▸ EXERCISE INSTRUCTIONS
Count the lines below that contain the word "range" and give only that number.

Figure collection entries
◇ ◇ ◇
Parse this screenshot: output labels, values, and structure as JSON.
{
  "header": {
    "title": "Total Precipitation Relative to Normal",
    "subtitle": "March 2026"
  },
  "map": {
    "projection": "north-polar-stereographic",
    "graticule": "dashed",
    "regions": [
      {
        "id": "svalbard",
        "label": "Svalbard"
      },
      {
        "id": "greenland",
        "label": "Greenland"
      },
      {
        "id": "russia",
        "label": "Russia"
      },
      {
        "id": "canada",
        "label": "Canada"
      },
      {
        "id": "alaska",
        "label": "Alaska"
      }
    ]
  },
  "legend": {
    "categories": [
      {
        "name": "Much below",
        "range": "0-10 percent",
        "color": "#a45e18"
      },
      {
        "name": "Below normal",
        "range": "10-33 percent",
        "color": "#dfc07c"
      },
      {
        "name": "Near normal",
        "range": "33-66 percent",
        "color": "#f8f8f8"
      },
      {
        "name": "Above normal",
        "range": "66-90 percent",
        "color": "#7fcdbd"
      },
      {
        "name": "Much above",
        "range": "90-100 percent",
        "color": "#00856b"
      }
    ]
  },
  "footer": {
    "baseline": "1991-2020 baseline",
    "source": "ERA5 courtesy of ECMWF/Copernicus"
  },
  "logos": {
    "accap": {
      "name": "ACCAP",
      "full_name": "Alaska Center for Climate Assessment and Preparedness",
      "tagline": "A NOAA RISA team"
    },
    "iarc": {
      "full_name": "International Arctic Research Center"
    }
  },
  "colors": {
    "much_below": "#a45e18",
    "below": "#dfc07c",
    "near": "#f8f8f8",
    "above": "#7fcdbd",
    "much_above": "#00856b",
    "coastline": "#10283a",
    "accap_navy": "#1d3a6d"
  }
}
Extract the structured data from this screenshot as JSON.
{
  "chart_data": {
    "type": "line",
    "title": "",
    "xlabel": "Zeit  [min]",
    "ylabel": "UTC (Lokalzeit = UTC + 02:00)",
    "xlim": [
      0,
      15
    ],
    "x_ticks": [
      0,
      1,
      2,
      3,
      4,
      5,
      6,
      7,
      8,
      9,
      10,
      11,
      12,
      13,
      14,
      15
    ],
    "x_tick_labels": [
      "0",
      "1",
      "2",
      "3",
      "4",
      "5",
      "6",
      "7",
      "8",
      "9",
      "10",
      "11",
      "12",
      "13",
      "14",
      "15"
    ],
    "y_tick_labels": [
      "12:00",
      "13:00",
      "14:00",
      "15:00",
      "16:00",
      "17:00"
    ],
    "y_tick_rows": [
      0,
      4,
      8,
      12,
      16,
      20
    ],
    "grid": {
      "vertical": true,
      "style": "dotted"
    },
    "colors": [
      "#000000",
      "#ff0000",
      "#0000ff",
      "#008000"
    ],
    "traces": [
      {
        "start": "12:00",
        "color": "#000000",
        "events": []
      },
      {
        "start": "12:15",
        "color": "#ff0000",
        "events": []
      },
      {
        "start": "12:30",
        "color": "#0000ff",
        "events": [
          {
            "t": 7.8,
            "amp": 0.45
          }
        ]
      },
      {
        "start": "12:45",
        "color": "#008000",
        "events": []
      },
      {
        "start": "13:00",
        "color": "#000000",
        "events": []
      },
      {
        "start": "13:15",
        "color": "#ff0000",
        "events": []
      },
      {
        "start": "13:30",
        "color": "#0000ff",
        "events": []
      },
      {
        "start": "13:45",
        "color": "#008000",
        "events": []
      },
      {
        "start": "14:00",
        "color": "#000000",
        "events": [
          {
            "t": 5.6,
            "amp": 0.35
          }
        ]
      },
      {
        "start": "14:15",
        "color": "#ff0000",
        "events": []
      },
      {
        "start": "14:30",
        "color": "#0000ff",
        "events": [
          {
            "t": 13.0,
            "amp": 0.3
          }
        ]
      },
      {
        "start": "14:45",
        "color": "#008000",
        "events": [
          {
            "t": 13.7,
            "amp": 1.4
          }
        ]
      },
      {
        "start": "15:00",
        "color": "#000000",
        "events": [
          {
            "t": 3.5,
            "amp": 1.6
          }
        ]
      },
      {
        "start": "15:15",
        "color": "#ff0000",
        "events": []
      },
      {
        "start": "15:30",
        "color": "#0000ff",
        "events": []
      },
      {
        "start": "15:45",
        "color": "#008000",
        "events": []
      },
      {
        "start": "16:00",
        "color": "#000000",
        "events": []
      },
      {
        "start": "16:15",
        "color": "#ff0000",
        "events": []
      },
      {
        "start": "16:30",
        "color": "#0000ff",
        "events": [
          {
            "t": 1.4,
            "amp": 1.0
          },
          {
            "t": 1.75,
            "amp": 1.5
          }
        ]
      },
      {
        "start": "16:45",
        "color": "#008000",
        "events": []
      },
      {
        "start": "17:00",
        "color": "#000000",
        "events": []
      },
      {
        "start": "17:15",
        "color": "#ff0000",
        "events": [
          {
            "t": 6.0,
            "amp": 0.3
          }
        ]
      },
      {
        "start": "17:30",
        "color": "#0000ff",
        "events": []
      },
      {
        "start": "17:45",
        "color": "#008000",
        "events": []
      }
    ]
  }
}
◇ ◇ ◇
▸ EXERCISE OUTPUT
5